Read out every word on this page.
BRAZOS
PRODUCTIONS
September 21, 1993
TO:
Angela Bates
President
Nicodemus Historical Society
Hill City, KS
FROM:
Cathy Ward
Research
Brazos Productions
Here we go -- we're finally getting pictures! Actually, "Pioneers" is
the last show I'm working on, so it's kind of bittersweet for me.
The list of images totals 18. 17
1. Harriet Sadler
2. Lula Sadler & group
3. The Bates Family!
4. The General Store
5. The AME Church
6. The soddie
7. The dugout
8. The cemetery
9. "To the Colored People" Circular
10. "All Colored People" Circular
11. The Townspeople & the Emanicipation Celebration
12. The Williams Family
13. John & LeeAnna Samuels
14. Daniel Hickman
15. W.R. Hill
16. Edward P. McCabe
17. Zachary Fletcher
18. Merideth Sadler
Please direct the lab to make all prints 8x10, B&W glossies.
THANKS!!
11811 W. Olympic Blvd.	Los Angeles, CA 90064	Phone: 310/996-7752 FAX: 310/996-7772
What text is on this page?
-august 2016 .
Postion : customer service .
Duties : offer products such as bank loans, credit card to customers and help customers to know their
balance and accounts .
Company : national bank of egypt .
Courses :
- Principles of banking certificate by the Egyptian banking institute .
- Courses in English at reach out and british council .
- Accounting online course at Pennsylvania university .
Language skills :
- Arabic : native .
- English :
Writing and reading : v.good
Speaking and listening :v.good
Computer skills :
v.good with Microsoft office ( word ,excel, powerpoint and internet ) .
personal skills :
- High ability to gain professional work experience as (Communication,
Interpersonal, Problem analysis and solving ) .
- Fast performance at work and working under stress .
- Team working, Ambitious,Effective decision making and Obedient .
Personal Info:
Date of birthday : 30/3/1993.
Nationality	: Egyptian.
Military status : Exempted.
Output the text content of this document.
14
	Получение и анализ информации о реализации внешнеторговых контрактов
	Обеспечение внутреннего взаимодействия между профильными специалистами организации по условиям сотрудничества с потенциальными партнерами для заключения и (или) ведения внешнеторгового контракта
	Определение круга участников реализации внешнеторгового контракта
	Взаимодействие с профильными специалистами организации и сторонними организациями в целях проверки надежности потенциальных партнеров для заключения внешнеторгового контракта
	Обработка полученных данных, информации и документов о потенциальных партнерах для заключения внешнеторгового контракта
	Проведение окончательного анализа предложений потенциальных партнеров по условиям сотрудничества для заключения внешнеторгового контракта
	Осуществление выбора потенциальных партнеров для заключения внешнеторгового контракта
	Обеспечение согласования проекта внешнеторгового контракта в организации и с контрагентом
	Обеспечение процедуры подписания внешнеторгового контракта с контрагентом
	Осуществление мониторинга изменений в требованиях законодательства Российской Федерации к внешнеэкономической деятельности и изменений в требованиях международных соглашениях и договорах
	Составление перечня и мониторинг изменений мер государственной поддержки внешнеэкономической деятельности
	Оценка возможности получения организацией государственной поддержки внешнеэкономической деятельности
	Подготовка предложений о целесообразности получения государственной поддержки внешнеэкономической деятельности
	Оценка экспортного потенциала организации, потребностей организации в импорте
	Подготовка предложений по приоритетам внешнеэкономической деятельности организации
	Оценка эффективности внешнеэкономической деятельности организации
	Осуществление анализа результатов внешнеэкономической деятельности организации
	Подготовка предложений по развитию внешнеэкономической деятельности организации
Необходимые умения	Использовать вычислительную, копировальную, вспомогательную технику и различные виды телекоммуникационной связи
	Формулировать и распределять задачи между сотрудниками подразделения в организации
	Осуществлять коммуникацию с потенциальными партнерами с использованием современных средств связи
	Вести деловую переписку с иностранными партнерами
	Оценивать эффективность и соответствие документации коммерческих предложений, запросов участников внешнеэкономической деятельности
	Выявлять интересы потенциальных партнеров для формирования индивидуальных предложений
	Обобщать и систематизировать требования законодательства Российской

■ **EXERCISE REQUIREMENTS**
Reproduce the full listing word for word.

■ **EXERCISE SOLUTION**
Read out every word on this page.
BRAZOS
PRODUCTIONS
September 21, 1993
TO:
Angela Bates
President
Nicodemus Historical Society
Hill City, KS
FROM:
Cathy Ward
Research
Brazos Productions
Here we go -- we're finally getting pictures! Actually, "Pioneers" is
the last show I'm working on, so it's kind of bittersweet for me.
The list of images totals 18. 17
1. Harriet Sadler
2. Lula Sadler & group
3. The Bates Family!
4. The General Store
5. The AME Church
6. The soddie
7. The dugout
8. The cemetery
9. "To the Colored People" Circular
10. "All Colored People" Circular
11. The Townspeople & the Emanicipation Celebration
12. The Williams Family
13. John & LeeAnna Samuels
14. Daniel Hickman
15. W.R. Hill
16. Edward P. McCabe
17. Zachary Fletcher
18. Merideth Sadler
Please direct the lab to make all prints 8x10, B&W glossies.
THANKS!!
11811 W. Olympic Blvd.	Los Angeles, CA 90064	Phone: 310/996-7752 FAX: 310/996-7772
What text is on this page?
-august 2016 .
Postion : customer service .
Duties : offer products such as bank loans, credit card to customers and help customers to know their
balance and accounts .
Company : national bank of egypt .
Courses :
- Principles of banking certificate by the Egyptian banking institute .
- Courses in English at reach out and british council .
- Accounting online course at Pennsylvania university .
Language skills :
- Arabic : native .
- English :
Writing and reading : v.good
Speaking and listening :v.good
Computer skills :
v.good with Microsoft office ( word ,excel, powerpoint and internet ) .
personal skills :
- High ability to gain professional work experience as (Communication,
Interpersonal, Problem analysis and solving ) .
- Fast performance at work and working under stress .
- Team working, Ambitious,Effective decision making and Obedient .
Personal Info:
Date of birthday : 30/3/1993.
Nationality	: Egyptian.
Military status : Exempted.
Output the text content of this document.
14
	Получение и анализ информации о реализации внешнеторговых контрактов
	Обеспечение внутреннего взаимодействия между профильными специалистами организации по условиям сотрудничества с потенциальными партнерами для заключения и (или) ведения внешнеторгового контракта
	Определение круга участников реализации внешнеторгового контракта
	Взаимодействие с профильными специалистами организации и сторонними организациями в целях проверки надежности потенциальных партнеров для заключения внешнеторгового контракта
	Обработка полученных данных, информации и документов о потенциальных партнерах для заключения внешнеторгового контракта
	Проведение окончательного анализа предложений потенциальных партнеров по условиям сотрудничества для заключения внешнеторгового контракта
	Осуществление выбора потенциальных партнеров для заключения внешнеторгового контракта
	Обеспечение согласования проекта внешнеторгового контракта в организации и с контрагентом
	Обеспечение процедуры подписания внешнеторгового контракта с контрагентом
	Осуществление мониторинга изменений в требованиях законодательства Российской Федерации к внешнеэкономической деятельности и изменений в требованиях международных соглашениях и договорах
	Составление перечня и мониторинг изменений мер государственной поддержки внешнеэкономической деятельности
	Оценка возможности получения организацией государственной поддержки внешнеэкономической деятельности
	Подготовка предложений о целесообразности получения государственной поддержки внешнеэкономической деятельности
	Оценка экспортного потенциала организации, потребностей организации в импорте
	Подготовка предложений по приоритетам внешнеэкономической деятельности организации
	Оценка эффективности внешнеэкономической деятельности организации
	Осуществление анализа результатов внешнеэкономической деятельности организации
	Подготовка предложений по развитию внешнеэкономической деятельности организации
Необходимые умения	Использовать вычислительную, копировальную, вспомогательную технику и различные виды телекоммуникационной связи
	Формулировать и распределять задачи между сотрудниками подразделения в организации
	Осуществлять коммуникацию с потенциальными партнерами с использованием современных средств связи
	Вести деловую переписку с иностранными партнерами
	Оценивать эффективность и соответствие документации коммерческих предложений, запросов участников внешнеэкономической деятельности
	Выявлять интересы потенциальных партнеров для формирования индивидуальных предложений
	Обобщать и систематизировать требования законодательства Российской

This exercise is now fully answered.